Work required:
Copy every line that mentions the word "STATISTIQUE".

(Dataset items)
------------------------

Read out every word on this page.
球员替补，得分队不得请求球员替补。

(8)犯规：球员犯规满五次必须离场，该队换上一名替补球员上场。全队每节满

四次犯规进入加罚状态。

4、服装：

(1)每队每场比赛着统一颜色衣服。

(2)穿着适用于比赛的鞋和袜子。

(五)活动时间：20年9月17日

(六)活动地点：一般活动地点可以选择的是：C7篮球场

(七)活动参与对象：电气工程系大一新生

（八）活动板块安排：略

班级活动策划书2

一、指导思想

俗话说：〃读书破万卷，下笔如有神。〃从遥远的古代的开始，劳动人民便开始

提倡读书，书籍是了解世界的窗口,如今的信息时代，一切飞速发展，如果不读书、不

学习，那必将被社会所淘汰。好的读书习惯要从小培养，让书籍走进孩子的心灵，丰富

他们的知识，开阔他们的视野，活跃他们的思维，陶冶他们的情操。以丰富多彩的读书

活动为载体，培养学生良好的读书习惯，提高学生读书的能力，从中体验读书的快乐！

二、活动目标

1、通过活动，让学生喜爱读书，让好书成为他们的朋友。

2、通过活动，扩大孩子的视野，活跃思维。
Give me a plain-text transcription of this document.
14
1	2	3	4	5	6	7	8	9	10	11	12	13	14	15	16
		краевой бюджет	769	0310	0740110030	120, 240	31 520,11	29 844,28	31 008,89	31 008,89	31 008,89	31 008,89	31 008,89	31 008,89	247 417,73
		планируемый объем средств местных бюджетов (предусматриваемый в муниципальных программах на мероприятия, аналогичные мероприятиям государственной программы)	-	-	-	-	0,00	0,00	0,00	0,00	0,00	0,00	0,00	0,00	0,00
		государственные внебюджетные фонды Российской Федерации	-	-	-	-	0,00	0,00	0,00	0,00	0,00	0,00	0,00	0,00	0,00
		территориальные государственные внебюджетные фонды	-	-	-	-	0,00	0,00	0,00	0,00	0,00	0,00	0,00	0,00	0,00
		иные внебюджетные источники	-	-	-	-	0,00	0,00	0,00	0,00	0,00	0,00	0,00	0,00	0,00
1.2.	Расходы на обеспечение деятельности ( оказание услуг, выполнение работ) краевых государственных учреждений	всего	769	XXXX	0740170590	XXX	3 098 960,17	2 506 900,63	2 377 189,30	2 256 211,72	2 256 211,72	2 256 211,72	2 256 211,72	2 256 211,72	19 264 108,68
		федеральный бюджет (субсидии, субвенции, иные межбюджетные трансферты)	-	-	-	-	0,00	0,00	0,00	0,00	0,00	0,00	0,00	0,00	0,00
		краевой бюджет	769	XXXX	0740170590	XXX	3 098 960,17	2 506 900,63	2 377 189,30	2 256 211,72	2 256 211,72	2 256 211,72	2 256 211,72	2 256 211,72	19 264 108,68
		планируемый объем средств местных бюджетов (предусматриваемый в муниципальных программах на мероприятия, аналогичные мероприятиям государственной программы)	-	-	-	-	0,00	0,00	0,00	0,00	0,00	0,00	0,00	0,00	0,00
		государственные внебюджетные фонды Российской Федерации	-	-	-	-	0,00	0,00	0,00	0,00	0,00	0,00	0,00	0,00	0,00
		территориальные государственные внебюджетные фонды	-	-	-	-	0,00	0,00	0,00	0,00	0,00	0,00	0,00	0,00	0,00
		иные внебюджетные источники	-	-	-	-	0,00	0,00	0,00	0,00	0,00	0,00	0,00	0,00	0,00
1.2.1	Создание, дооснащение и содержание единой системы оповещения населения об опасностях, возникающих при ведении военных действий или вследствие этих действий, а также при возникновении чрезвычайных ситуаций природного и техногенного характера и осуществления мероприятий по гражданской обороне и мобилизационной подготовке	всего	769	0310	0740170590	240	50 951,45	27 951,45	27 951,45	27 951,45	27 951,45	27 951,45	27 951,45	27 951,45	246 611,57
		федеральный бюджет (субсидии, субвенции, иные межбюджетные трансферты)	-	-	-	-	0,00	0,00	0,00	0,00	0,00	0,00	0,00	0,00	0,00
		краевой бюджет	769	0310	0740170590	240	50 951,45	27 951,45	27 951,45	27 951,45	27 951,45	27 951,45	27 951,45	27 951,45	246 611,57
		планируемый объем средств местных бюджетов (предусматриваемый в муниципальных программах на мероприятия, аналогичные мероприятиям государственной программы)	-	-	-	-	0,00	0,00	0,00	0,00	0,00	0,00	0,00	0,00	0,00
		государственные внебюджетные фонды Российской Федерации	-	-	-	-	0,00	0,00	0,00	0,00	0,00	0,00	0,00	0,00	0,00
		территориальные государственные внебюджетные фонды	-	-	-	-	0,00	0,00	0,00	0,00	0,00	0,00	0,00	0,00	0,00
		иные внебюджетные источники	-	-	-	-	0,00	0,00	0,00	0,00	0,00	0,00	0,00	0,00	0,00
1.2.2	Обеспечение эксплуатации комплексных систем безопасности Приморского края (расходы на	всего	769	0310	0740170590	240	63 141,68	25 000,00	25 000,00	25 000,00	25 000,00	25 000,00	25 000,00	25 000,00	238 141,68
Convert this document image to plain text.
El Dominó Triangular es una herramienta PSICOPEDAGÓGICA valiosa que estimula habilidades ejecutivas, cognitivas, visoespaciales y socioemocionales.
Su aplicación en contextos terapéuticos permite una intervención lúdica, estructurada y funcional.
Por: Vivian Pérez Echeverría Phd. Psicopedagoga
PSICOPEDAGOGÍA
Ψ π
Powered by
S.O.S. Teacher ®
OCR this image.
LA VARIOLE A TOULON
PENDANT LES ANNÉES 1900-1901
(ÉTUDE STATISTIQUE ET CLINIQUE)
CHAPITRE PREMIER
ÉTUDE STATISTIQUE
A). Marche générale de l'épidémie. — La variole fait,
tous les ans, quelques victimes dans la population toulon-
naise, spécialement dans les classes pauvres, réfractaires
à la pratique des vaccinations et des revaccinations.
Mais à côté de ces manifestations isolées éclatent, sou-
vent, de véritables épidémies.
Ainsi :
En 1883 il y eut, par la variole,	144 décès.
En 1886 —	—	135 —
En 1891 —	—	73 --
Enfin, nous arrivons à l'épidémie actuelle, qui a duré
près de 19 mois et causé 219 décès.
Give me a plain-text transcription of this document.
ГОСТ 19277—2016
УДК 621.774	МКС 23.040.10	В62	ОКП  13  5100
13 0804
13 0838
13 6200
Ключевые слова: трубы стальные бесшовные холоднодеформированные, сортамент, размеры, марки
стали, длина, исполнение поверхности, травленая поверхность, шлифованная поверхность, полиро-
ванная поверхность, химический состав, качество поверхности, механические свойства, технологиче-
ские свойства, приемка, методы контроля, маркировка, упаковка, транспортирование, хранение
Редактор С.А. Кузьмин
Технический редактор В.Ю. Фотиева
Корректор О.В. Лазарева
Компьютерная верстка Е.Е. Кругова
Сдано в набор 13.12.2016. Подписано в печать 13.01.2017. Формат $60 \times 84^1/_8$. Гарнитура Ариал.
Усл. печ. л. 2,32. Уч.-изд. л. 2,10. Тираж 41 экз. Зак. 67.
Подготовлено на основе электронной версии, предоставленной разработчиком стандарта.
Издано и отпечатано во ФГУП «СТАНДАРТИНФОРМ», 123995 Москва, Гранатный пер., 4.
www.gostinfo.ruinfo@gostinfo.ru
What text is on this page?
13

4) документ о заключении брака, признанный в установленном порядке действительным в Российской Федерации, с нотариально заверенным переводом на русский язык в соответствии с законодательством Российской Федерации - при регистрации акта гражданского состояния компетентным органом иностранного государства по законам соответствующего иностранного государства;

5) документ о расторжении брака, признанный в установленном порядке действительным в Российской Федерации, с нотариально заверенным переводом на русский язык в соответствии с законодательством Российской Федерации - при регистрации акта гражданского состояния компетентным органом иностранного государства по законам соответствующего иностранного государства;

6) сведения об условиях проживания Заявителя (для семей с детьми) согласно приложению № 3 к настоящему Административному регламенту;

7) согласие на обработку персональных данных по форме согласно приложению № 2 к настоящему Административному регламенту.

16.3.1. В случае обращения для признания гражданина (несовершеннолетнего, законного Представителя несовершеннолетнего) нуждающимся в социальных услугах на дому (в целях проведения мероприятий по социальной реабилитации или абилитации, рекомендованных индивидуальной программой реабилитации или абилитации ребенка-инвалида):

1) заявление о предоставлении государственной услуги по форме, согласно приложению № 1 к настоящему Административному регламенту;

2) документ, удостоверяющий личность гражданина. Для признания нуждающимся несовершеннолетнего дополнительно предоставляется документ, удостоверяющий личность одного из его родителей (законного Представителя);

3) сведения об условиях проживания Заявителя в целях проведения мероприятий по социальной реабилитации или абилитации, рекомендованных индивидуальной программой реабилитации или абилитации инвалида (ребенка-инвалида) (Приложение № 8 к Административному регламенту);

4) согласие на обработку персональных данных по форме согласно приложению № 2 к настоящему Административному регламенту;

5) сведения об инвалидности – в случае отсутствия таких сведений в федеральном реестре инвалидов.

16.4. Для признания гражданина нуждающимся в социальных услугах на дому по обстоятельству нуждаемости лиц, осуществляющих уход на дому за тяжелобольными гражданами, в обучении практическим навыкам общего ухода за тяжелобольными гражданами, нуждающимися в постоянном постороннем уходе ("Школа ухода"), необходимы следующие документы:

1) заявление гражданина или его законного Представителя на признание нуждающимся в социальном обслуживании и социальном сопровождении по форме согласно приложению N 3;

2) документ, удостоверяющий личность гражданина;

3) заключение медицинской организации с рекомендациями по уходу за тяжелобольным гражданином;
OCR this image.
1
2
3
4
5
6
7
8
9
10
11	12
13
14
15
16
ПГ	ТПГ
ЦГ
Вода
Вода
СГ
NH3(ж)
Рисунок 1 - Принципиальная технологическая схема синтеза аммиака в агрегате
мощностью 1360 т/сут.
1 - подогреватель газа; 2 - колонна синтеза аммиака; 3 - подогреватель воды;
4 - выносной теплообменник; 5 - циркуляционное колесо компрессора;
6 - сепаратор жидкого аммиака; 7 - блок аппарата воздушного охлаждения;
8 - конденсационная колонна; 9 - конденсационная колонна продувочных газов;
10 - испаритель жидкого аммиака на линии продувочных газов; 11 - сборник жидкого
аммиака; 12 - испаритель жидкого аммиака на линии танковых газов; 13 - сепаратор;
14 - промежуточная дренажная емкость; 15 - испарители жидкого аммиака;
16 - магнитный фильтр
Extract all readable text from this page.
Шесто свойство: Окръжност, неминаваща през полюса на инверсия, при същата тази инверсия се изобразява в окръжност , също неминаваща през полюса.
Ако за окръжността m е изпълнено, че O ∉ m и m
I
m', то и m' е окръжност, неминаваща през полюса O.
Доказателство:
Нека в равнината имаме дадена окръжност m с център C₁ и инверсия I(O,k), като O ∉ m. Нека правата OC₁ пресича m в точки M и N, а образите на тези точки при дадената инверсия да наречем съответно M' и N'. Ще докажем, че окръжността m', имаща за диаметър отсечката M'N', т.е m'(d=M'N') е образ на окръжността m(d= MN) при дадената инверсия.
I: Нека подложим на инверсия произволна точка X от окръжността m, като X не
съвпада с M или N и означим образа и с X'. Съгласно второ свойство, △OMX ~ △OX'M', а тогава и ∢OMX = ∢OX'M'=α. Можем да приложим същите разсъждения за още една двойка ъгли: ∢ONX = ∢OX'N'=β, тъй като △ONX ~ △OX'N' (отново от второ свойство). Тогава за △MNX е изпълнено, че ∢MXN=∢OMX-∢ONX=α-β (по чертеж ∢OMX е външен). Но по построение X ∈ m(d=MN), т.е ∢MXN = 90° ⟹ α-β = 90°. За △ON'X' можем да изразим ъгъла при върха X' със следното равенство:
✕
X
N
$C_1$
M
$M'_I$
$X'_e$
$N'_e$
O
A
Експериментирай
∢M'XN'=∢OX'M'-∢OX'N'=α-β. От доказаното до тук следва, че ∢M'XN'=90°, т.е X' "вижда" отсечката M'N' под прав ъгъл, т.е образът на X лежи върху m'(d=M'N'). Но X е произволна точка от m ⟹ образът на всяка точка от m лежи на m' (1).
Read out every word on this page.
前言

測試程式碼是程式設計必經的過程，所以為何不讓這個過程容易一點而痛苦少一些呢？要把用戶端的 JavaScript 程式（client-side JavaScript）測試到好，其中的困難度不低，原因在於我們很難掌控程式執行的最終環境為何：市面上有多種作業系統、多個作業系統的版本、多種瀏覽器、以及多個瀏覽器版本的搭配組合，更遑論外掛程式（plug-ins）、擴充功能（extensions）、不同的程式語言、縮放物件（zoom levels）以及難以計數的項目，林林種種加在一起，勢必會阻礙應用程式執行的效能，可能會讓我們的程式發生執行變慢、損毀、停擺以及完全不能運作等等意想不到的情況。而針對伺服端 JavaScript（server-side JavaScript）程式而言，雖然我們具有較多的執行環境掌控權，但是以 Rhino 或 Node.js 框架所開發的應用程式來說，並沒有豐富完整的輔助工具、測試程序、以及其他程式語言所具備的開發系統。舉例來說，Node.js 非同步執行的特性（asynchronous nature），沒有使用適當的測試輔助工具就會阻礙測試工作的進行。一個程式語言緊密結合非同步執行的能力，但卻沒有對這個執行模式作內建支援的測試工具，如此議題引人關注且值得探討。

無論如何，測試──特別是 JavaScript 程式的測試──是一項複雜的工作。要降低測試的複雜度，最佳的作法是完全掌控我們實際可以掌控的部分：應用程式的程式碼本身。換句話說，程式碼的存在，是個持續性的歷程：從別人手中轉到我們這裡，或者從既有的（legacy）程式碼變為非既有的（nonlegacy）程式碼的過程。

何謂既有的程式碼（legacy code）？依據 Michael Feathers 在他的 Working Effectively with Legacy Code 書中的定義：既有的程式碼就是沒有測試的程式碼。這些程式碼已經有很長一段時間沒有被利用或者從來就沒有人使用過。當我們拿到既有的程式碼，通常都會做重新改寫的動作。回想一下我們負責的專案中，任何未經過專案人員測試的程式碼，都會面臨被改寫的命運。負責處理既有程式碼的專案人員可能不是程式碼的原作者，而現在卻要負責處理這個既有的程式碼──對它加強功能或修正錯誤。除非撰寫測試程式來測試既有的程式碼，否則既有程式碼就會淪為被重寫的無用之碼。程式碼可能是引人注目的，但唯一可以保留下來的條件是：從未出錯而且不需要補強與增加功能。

------------------------

Answer for the task:
(ÉTUDE STATISTIQUE ET CLINIQUE)
ÉTUDE STATISTIQUE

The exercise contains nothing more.